>>>>>

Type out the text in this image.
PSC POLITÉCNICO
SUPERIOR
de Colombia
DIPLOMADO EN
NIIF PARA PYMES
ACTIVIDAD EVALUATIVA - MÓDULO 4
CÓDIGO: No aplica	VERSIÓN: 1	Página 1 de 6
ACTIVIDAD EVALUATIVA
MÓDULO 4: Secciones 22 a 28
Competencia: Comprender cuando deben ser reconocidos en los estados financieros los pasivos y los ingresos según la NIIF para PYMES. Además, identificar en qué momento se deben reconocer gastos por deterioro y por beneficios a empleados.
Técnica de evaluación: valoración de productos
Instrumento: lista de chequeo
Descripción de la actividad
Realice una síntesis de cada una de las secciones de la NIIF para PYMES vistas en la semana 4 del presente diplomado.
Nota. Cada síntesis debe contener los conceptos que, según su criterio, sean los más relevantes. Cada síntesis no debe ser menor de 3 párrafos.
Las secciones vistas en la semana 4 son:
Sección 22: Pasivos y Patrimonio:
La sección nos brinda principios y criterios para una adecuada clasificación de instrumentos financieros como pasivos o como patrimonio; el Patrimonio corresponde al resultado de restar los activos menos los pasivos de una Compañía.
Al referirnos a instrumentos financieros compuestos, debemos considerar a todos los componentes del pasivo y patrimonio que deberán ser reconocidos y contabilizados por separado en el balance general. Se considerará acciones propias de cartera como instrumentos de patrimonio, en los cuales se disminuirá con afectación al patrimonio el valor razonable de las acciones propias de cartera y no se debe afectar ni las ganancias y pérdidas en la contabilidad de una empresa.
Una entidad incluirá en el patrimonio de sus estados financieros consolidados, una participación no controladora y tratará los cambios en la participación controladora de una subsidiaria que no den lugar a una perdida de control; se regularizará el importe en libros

<<<<<

▸ EXERCISE DIRECTIONS:
Exactly reproduce every record.

▸ EXERCISE SOLUTION:
Type out the text in this image.
PSC POLITÉCNICO
SUPERIOR
de Colombia
DIPLOMADO EN
NIIF PARA PYMES
ACTIVIDAD EVALUATIVA - MÓDULO 4
CÓDIGO: No aplica	VERSIÓN: 1	Página 1 de 6
ACTIVIDAD EVALUATIVA
MÓDULO 4: Secciones 22 a 28
Competencia: Comprender cuando deben ser reconocidos en los estados financieros los pasivos y los ingresos según la NIIF para PYMES. Además, identificar en qué momento se deben reconocer gastos por deterioro y por beneficios a empleados.
Técnica de evaluación: valoración de productos
Instrumento: lista de chequeo
Descripción de la actividad
Realice una síntesis de cada una de las secciones de la NIIF para PYMES vistas en la semana 4 del presente diplomado.
Nota. Cada síntesis debe contener los conceptos que, según su criterio, sean los más relevantes. Cada síntesis no debe ser menor de 3 párrafos.
Las secciones vistas en la semana 4 son:
Sección 22: Pasivos y Patrimonio:
La sección nos brinda principios y criterios para una adecuada clasificación de instrumentos financieros como pasivos o como patrimonio; el Patrimonio corresponde al resultado de restar los activos menos los pasivos de una Compañía.
Al referirnos a instrumentos financieros compuestos, debemos considerar a todos los componentes del pasivo y patrimonio que deberán ser reconocidos y contabilizados por separado en el balance general. Se considerará acciones propias de cartera como instrumentos de patrimonio, en los cuales se disminuirá con afectación al patrimonio el valor razonable de las acciones propias de cartera y no se debe afectar ni las ganancias y pérdidas en la contabilidad de una empresa.
Una entidad incluirá en el patrimonio de sus estados financieros consolidados, una participación no controladora y tratará los cambios en la participación controladora de una subsidiaria que no den lugar a una perdida de control; se regularizará el importe en libros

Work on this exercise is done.